Data records
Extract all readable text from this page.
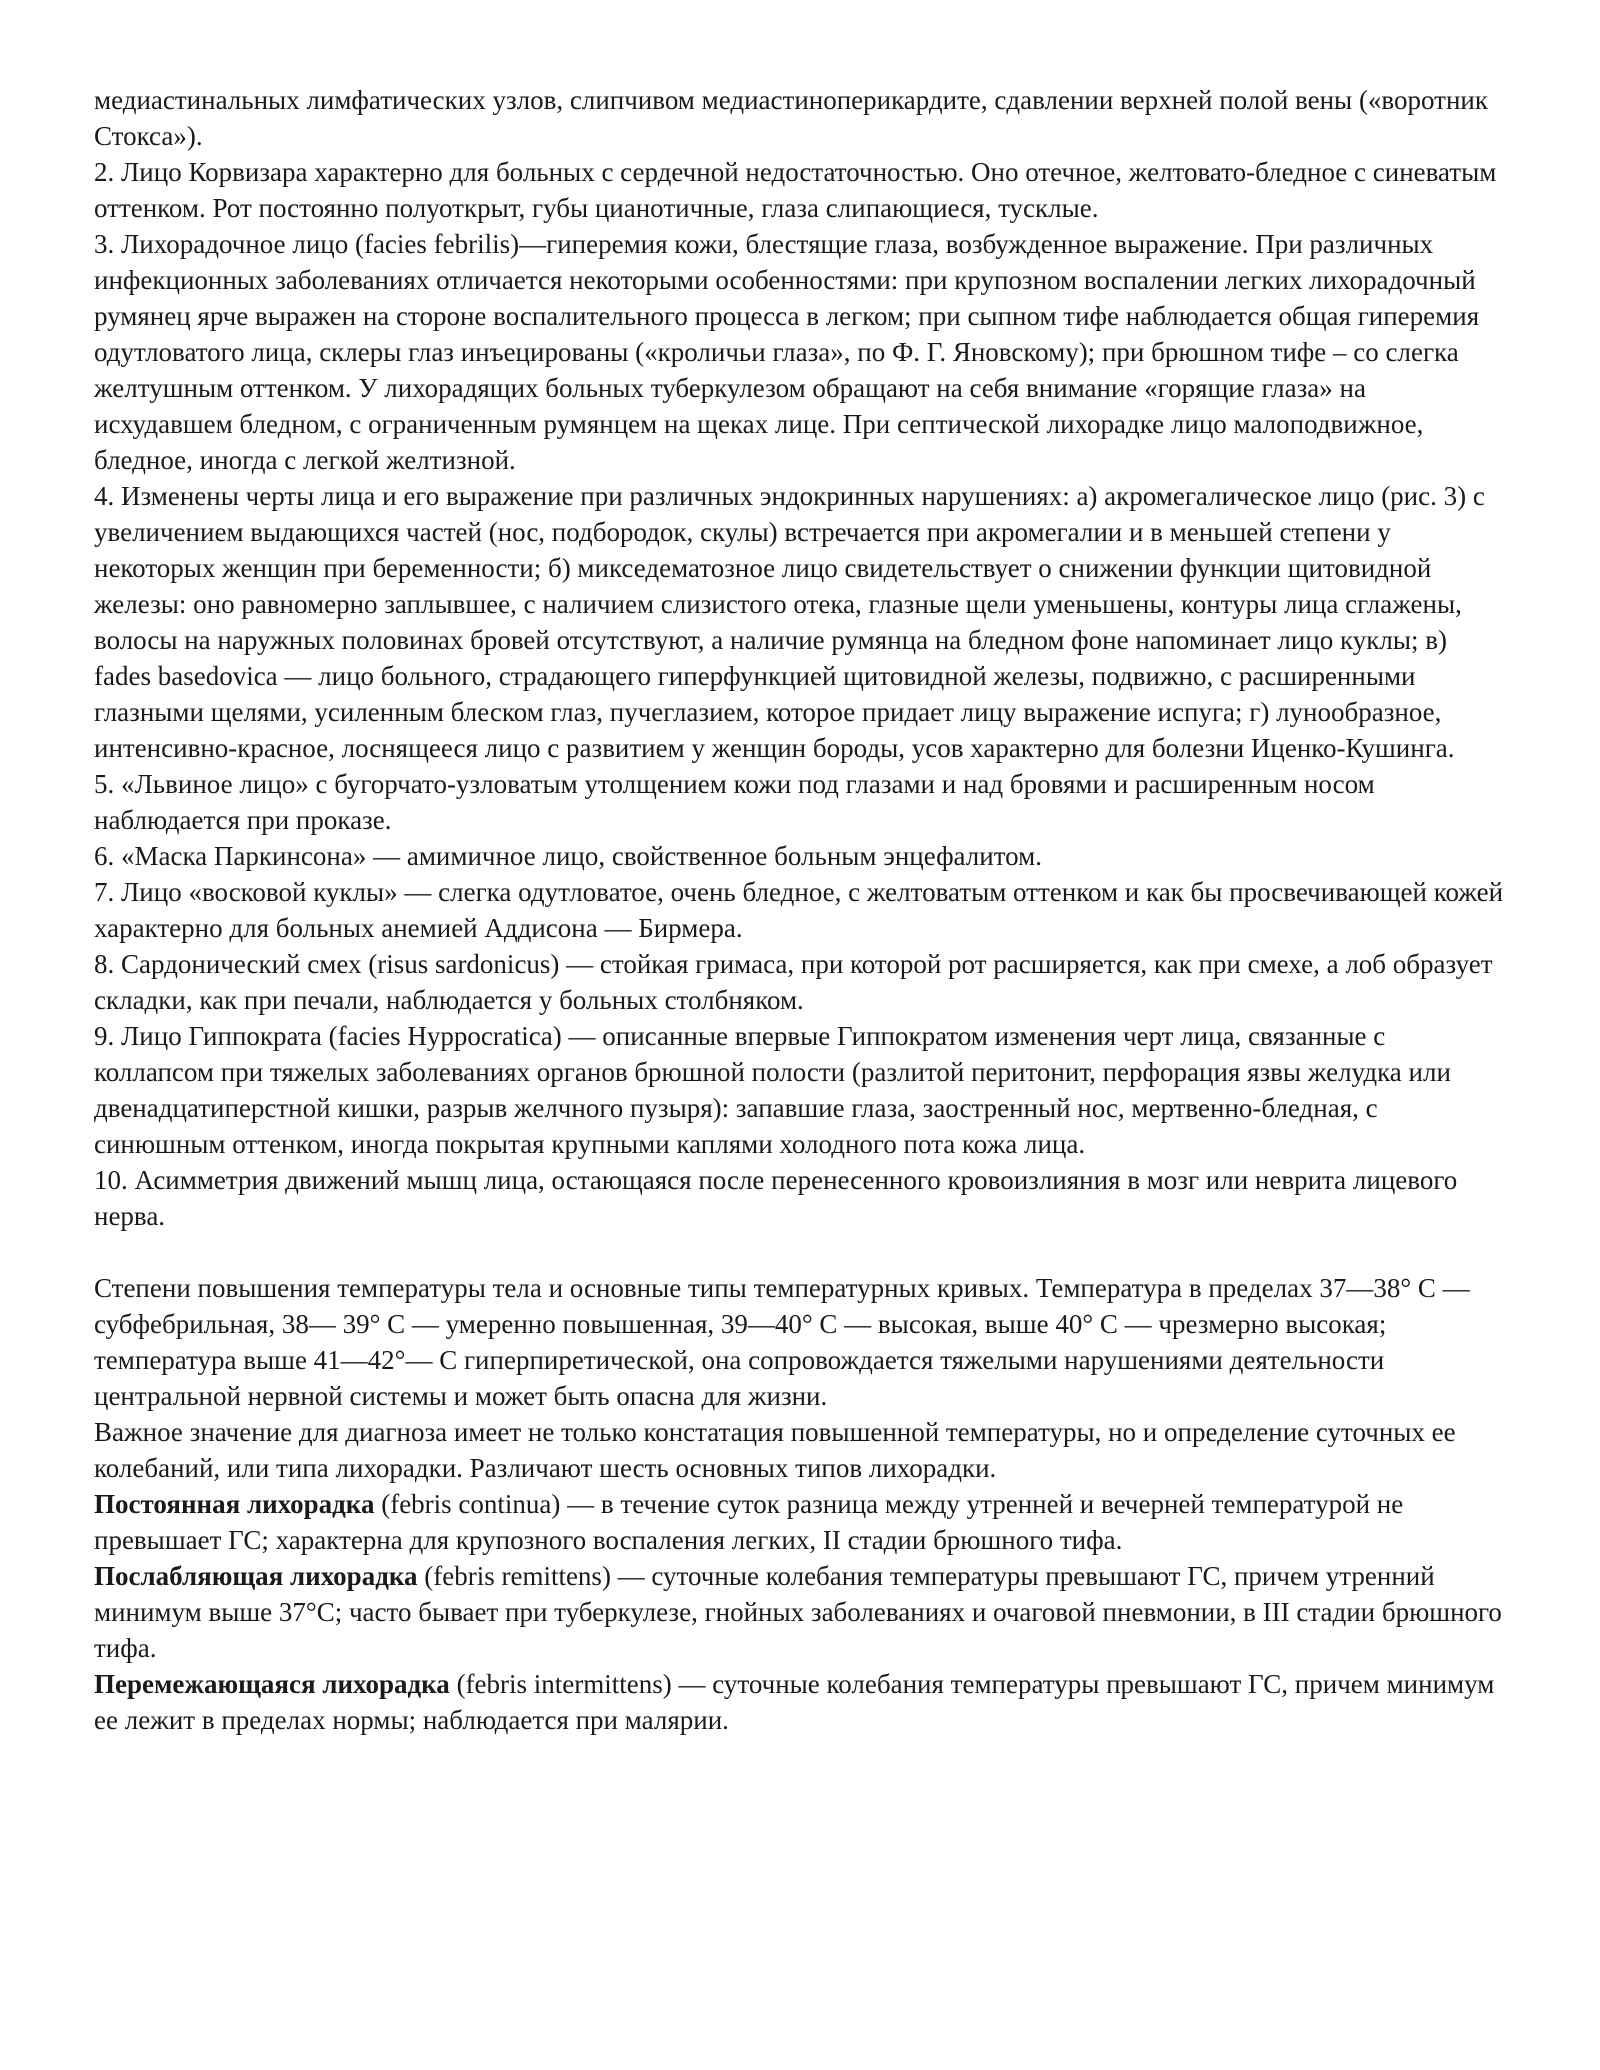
медиастинальных лимфатических узлов, слипчивом медиастиноперикардите, сдавлении верхней полой вены («воротник Стокса»).

2. Лицо Корвизара характерно для больных с сердечной недостаточностью. Оно отечное, желтовато-бледное с синеватым оттенком. Рот постоянно полуоткрыт, губы цианотичные, глаза слипающиеся, тусклые.

3. Лихорадочное лицо (facies febrilis)—гиперемия кожи, блестящие глаза, возбужденное выражение. При различных инфекционных заболеваниях отличается некоторыми особенностями: при крупозном воспалении легких лихорадочный румянец ярче выражен на стороне воспалительного процесса в легком; при сыпном тифе наблюдается общая гиперемия одутловатого лица, склеры глаз инъецированы («кроличьи глаза», по Ф. Г. Яновскому); при брюшном тифе – со слегка желтушным оттенком. У лихорадящих больных туберкулезом обращают на себя внимание «горящие глаза» на исхудавшем бледном, с ограниченным румянцем на щеках лице. При септической лихорадке лицо малоподвижное, бледное, иногда с легкой желтизной.

4. Изменены черты лица и его выражение при различных эндокринных нарушениях: а) акромегалическое лицо (рис. 3) с увеличением выдающихся частей (нос, подбородок, скулы) встречается при акромегалии и в меньшей степени у некоторых женщин при беременности; б) микседематозное лицо свидетельствует о снижении функции щитовидной железы: оно равномерно заплывшее, с наличием слизистого отека, глазные щели уменьшены, контуры лица сглажены, волосы на наружных половинах бровей отсутствуют, а наличие румянца на бледном фоне напоминает лицо куклы; в) fades basedovica — лицо больного, страдающего гиперфункцией щитовидной железы, подвижно, с расширенными глазными щелями, усиленным блеском глаз, пучеглазием, которое придает лицу выражение испуга; г) лунообразное, интенсивно-красное, лоснящееся лицо с развитием у женщин бороды, усов характерно для болезни Иценко-Кушинга.

5. «Львиное лицо» с бугорчато-узловатым утолщением кожи под глазами и над бровями и расширенным носом наблюдается при проказе.

6. «Маска Паркинсона» — амимичное лицо, свойственное больным энцефалитом.

7. Лицо «восковой куклы» — слегка одутловатое, очень бледное, с желтоватым оттенком и как бы просвечивающей кожей характерно для больных анемией Аддисона — Бирмера.

8. Сардонический смех (risus sardonicus) — стойкая гримаса, при которой рот расширяется, как при смехе, а лоб образует складки, как при печали, наблюдается у больных столбняком.

9. Лицо Гиппократа (facies Hyppocratica) — описанные впервые Гиппократом изменения черт лица, связанные с коллапсом при тяжелых заболеваниях органов брюшной полости (разлитой перитонит, перфорация язвы желудка или двенадцатиперстной кишки, разрыв желчного пузыря): запавшие глаза, заостренный нос, мертвенно-бледная, с синюшным оттенком, иногда покрытая крупными каплями холодного пота кожа лица.

10. Асимметрия движений мышц лица, остающаяся после перенесенного кровоизлияния в мозг или неврита лицевого нерва.

Степени повышения температуры тела и основные типы температурных кривых. Температура в пределах 37—38° С — субфебрильная, 38— 39° С — умеренно повышенная, 39—40° С — высокая, выше 40° С — чрезмерно высокая; температура выше 41—42°— С гиперпиретической, она сопровождается тяжелыми нарушениями деятельности центральной нервной системы и может быть опасна для жизни.

Важное значение для диагноза имеет не только констатация повышенной температуры, но и определение суточных ее колебаний, или типа лихорадки. Различают шесть основных типов лихорадки.

Постоянная лихорадка (febris continua) — в течение суток разница между утренней и вечерней температурой не превышает ГС; характерна для крупозного воспаления легких, II стадии брюшного тифа.

Послабляющая лихорадка (febris remittens) — суточные колебания температуры превышают ГС, причем утренний минимум выше 37°С; часто бывает при туберкулезе, гнойных заболеваниях и очаговой пневмонии, в III стадии брюшного тифа.

Перемежающаяся лихорадка (febris intermittens) — суточные колебания температуры превышают ГС, причем минимум ее лежит в пределах нормы; наблюдается при малярии.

_TASK DESCRIPTION_:
Of the lines in the material, how many include "превышают"? Respond with the number alone.

_FULL SOLUTION_:
2